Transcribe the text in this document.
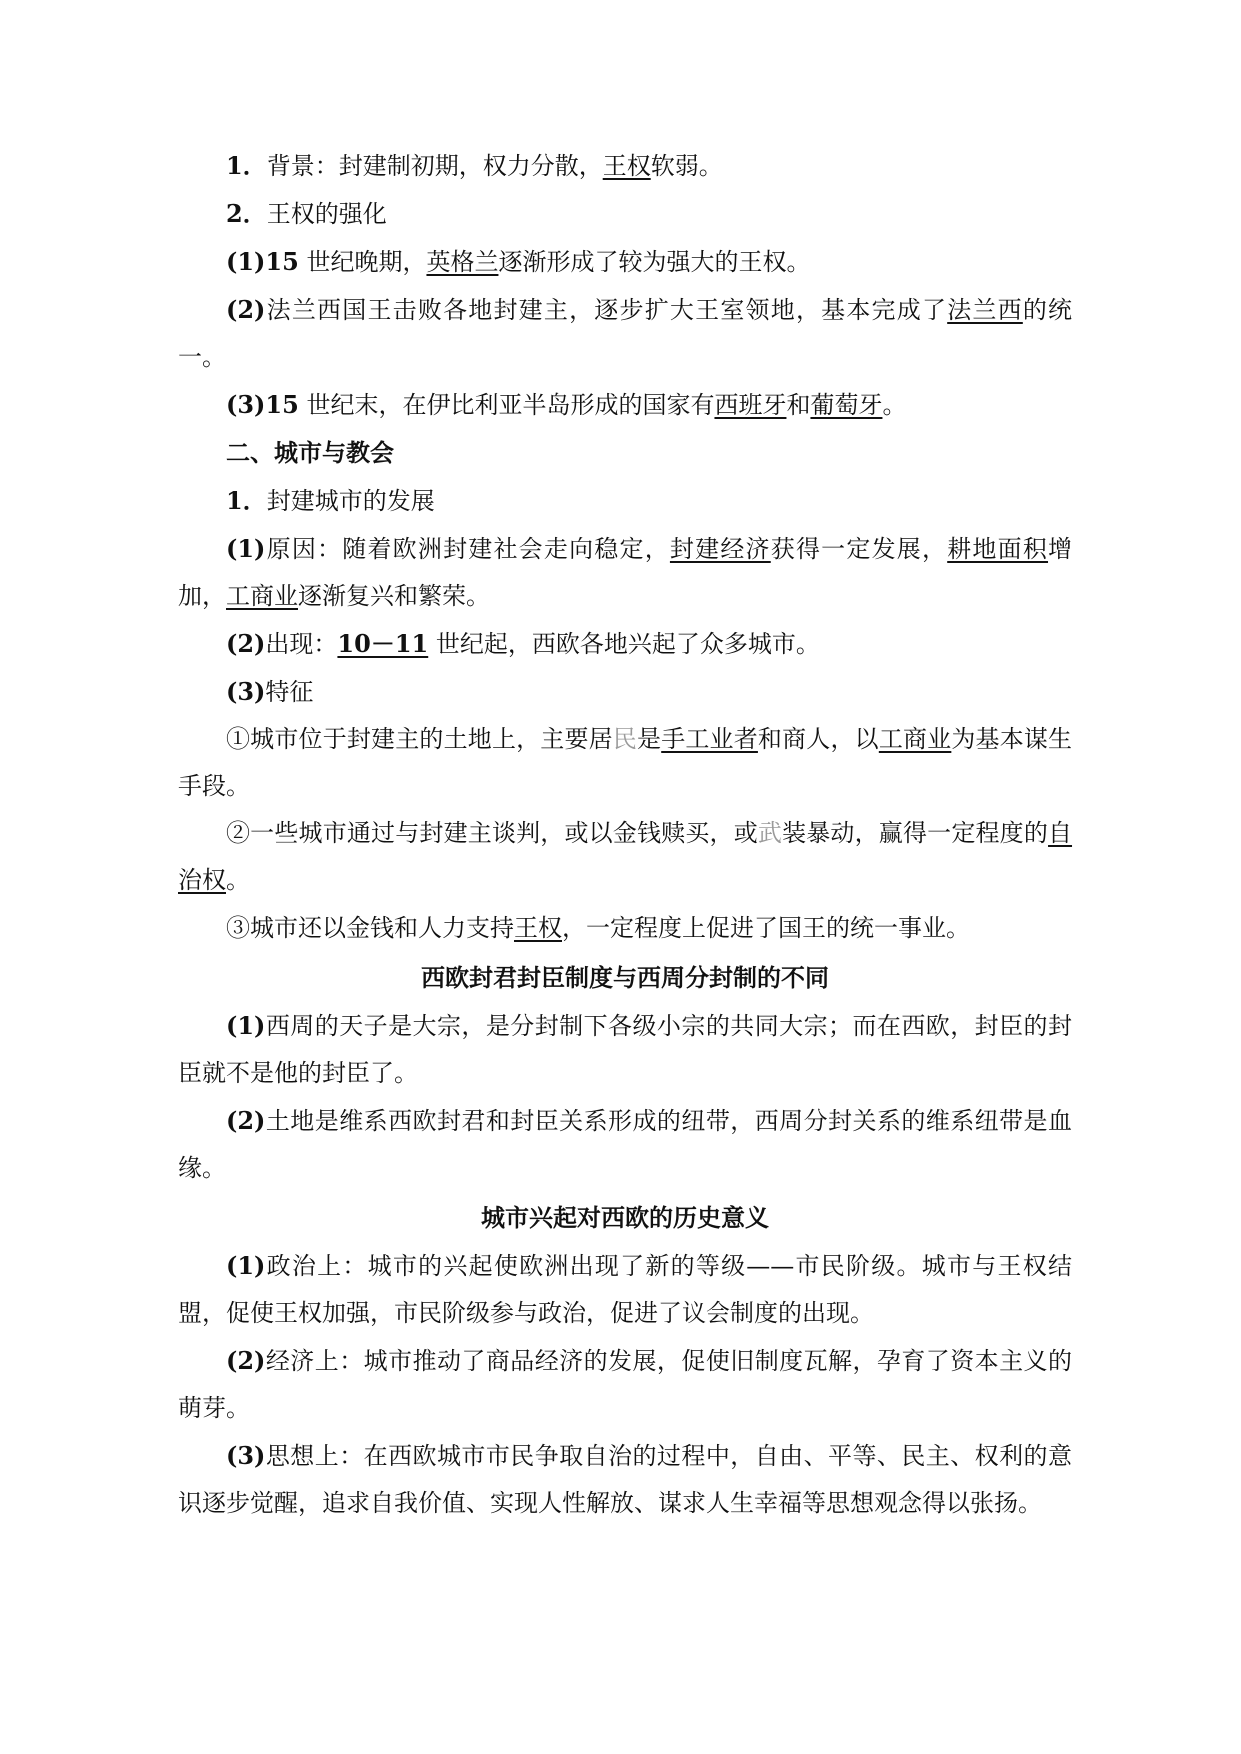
1．背景：封建制初期，权力分散，王权软弱。

2．王权的强化

(1)15 世纪晚期，英格兰逐渐形成了较为强大的王权。

(2)法兰西国王击败各地封建主，逐步扩大王室领地，基本完成了法兰西的统一。

(3)15 世纪末，在伊比利亚半岛形成的国家有西班牙和葡萄牙。

二、城市与教会

1．封建城市的发展

(1)原因：随着欧洲封建社会走向稳定，封建经济获得一定发展，耕地面积增加，工商业逐渐复兴和繁荣。

(2)出现：10－11 世纪起，西欧各地兴起了众多城市。

(3)特征

①城市位于封建主的土地上，主要居民是手工业者和商人，以工商业为基本谋生手段。

②一些城市通过与封建主谈判，或以金钱赎买，或武装暴动，赢得一定程度的自治权。

③城市还以金钱和人力支持王权，一定程度上促进了国王的统一事业。

西欧封君封臣制度与西周分封制的不同

(1)西周的天子是大宗，是分封制下各级小宗的共同大宗；而在西欧，封臣的封臣就不是他的封臣了。

(2)土地是维系西欧封君和封臣关系形成的纽带，西周分封关系的维系纽带是血缘。

城市兴起对西欧的历史意义

(1)政治上：城市的兴起使欧洲出现了新的等级——市民阶级。城市与王权结盟，促使王权加强，市民阶级参与政治，促进了议会制度的出现。

(2)经济上：城市推动了商品经济的发展，促使旧制度瓦解，孕育了资本主义的萌芽。

(3)思想上：在西欧城市市民争取自治的过程中，自由、平等、民主、权利的意识逐步觉醒，追求自我价值、实现人性解放、谋求人生幸福等思想观念得以张扬。
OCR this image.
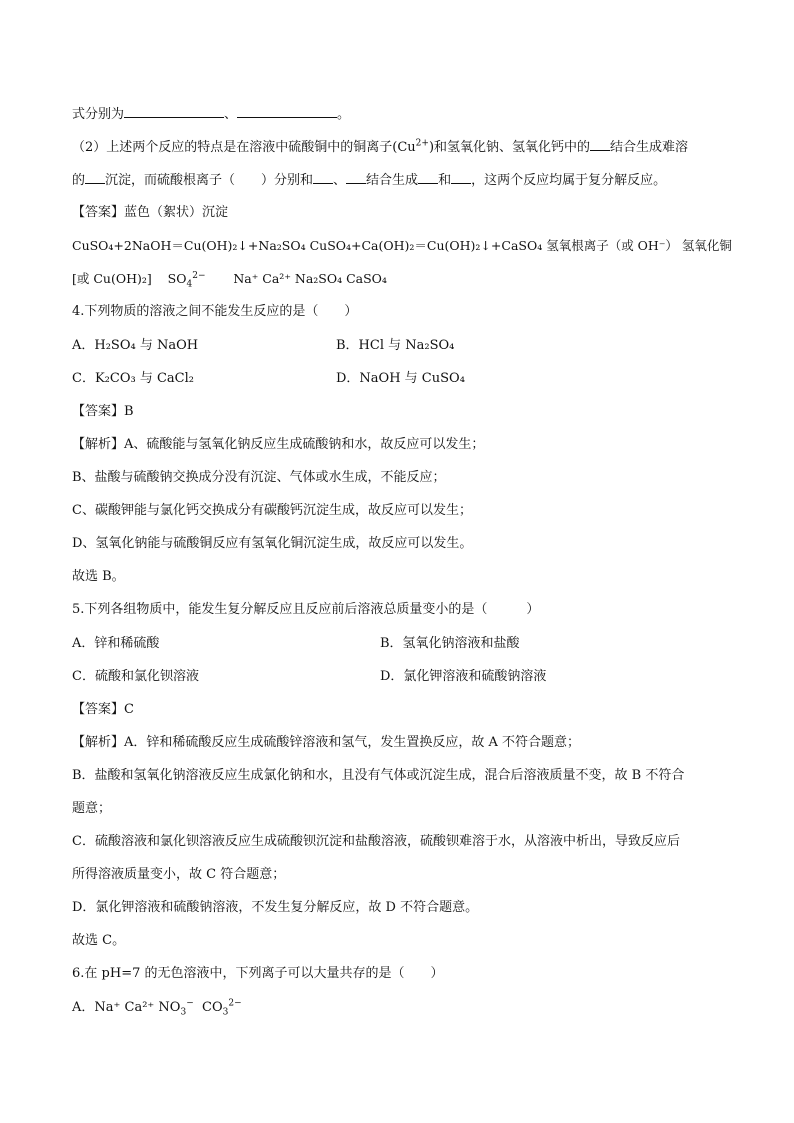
式分别为	、	。
（2）上述两个反应的特点是在溶液中硫酸铜中的铜离子$(Cu^{2+})$和氢氧化钠、氢氧化钙中的 结合生成难溶
的 沉淀，而硫酸根离子（　　）分别和 、 结合生成 和 ，这两个反应均属于复分解反应。
【答案】蓝色（絮状）沉淀
CuSO₄+2NaOH＝Cu(OH)₂↓+Na₂SO₄ CuSO₄+Ca(OH)₂＝Cu(OH)₂↓+CaSO₄ 氢氧根离子（或 OH⁻） 氢氧化铜
[或 Cu(OH)₂] $SO_4^{2-}$ Na⁺ Ca²⁺ Na₂SO₄ CaSO₄
4.下列物质的溶液之间不能发生反应的是（　　）
A．H₂SO₄ 与 NaOH	B．HCl 与 Na₂SO₄
C．K₂CO₃ 与 CaCl₂	D．NaOH 与 CuSO₄
【答案】B
【解析】A、硫酸能与氢氧化钠反应生成硫酸钠和水，故反应可以发生；
B、盐酸与硫酸钠交换成分没有沉淀、气体或水生成，不能反应；
C、碳酸钾能与氯化钙交换成分有碳酸钙沉淀生成，故反应可以发生；
D、氢氧化钠能与硫酸铜反应有氢氧化铜沉淀生成，故反应可以发生。
故选 B。
5.下列各组物质中，能发生复分解反应且反应前后溶液总质量变小的是（　　　）
A．锌和稀硫酸	B．氢氧化钠溶液和盐酸
C．硫酸和氯化钡溶液	D．氯化钾溶液和硫酸钠溶液
【答案】C
【解析】A．锌和稀硫酸反应生成硫酸锌溶液和氢气，发生置换反应，故 A 不符合题意；
B．盐酸和氢氧化钠溶液反应生成氯化钠和水，且没有气体或沉淀生成，混合后溶液质量不变，故 B 不符合
题意；
C．硫酸溶液和氯化钡溶液反应生成硫酸钡沉淀和盐酸溶液，硫酸钡难溶于水，从溶液中析出，导致反应后
所得溶液质量变小，故 C 符合题意；
D．氯化钾溶液和硫酸钠溶液，不发生复分解反应，故 D 不符合题意。
故选 C。
6.在 pH=7 的无色溶液中，下列离子可以大量共存的是（　　）
A．Na⁺ Ca²⁺ $NO_3^-$ $CO_3^{2-}$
--
Every record must be copied exactly, with images dropped from the result.

Transcribe the text in this document.
1．背景：封建制初期，权力分散，王权软弱。

2．王权的强化

(1)15 世纪晚期，英格兰逐渐形成了较为强大的王权。

(2)法兰西国王击败各地封建主，逐步扩大王室领地，基本完成了法兰西的统一。

(3)15 世纪末，在伊比利亚半岛形成的国家有西班牙和葡萄牙。

二、城市与教会

1．封建城市的发展

(1)原因：随着欧洲封建社会走向稳定，封建经济获得一定发展，耕地面积增加，工商业逐渐复兴和繁荣。

(2)出现：10－11 世纪起，西欧各地兴起了众多城市。

(3)特征

①城市位于封建主的土地上，主要居民是手工业者和商人，以工商业为基本谋生手段。

②一些城市通过与封建主谈判，或以金钱赎买，或武装暴动，赢得一定程度的自治权。

③城市还以金钱和人力支持王权，一定程度上促进了国王的统一事业。

西欧封君封臣制度与西周分封制的不同

(1)西周的天子是大宗，是分封制下各级小宗的共同大宗；而在西欧，封臣的封臣就不是他的封臣了。

(2)土地是维系西欧封君和封臣关系形成的纽带，西周分封关系的维系纽带是血缘。

城市兴起对西欧的历史意义

(1)政治上：城市的兴起使欧洲出现了新的等级——市民阶级。城市与王权结盟，促使王权加强，市民阶级参与政治，促进了议会制度的出现。

(2)经济上：城市推动了商品经济的发展，促使旧制度瓦解，孕育了资本主义的萌芽。

(3)思想上：在西欧城市市民争取自治的过程中，自由、平等、民主、权利的意识逐步觉醒，追求自我价值、实现人性解放、谋求人生幸福等思想观念得以张扬。
OCR this image.
式分别为	、	。
（2）上述两个反应的特点是在溶液中硫酸铜中的铜离子$(Cu^{2+})$和氢氧化钠、氢氧化钙中的 结合生成难溶
的 沉淀，而硫酸根离子（　　）分别和 、 结合生成 和 ，这两个反应均属于复分解反应。
【答案】蓝色（絮状）沉淀
CuSO₄+2NaOH＝Cu(OH)₂↓+Na₂SO₄ CuSO₄+Ca(OH)₂＝Cu(OH)₂↓+CaSO₄ 氢氧根离子（或 OH⁻） 氢氧化铜
[或 Cu(OH)₂] $SO_4^{2-}$ Na⁺ Ca²⁺ Na₂SO₄ CaSO₄
4.下列物质的溶液之间不能发生反应的是（　　）
A．H₂SO₄ 与 NaOH	B．HCl 与 Na₂SO₄
C．K₂CO₃ 与 CaCl₂	D．NaOH 与 CuSO₄
【答案】B
【解析】A、硫酸能与氢氧化钠反应生成硫酸钠和水，故反应可以发生；
B、盐酸与硫酸钠交换成分没有沉淀、气体或水生成，不能反应；
C、碳酸钾能与氯化钙交换成分有碳酸钙沉淀生成，故反应可以发生；
D、氢氧化钠能与硫酸铜反应有氢氧化铜沉淀生成，故反应可以发生。
故选 B。
5.下列各组物质中，能发生复分解反应且反应前后溶液总质量变小的是（　　　）
A．锌和稀硫酸	B．氢氧化钠溶液和盐酸
C．硫酸和氯化钡溶液	D．氯化钾溶液和硫酸钠溶液
【答案】C
【解析】A．锌和稀硫酸反应生成硫酸锌溶液和氢气，发生置换反应，故 A 不符合题意；
B．盐酸和氢氧化钠溶液反应生成氯化钠和水，且没有气体或沉淀生成，混合后溶液质量不变，故 B 不符合
题意；
C．硫酸溶液和氯化钡溶液反应生成硫酸钡沉淀和盐酸溶液，硫酸钡难溶于水，从溶液中析出，导致反应后
所得溶液质量变小，故 C 符合题意；
D．氯化钾溶液和硫酸钠溶液，不发生复分解反应，故 D 不符合题意。
故选 C。
6.在 pH=7 的无色溶液中，下列离子可以大量共存的是（　　）
A．Na⁺ Ca²⁺ $NO_3^-$ $CO_3^{2-}$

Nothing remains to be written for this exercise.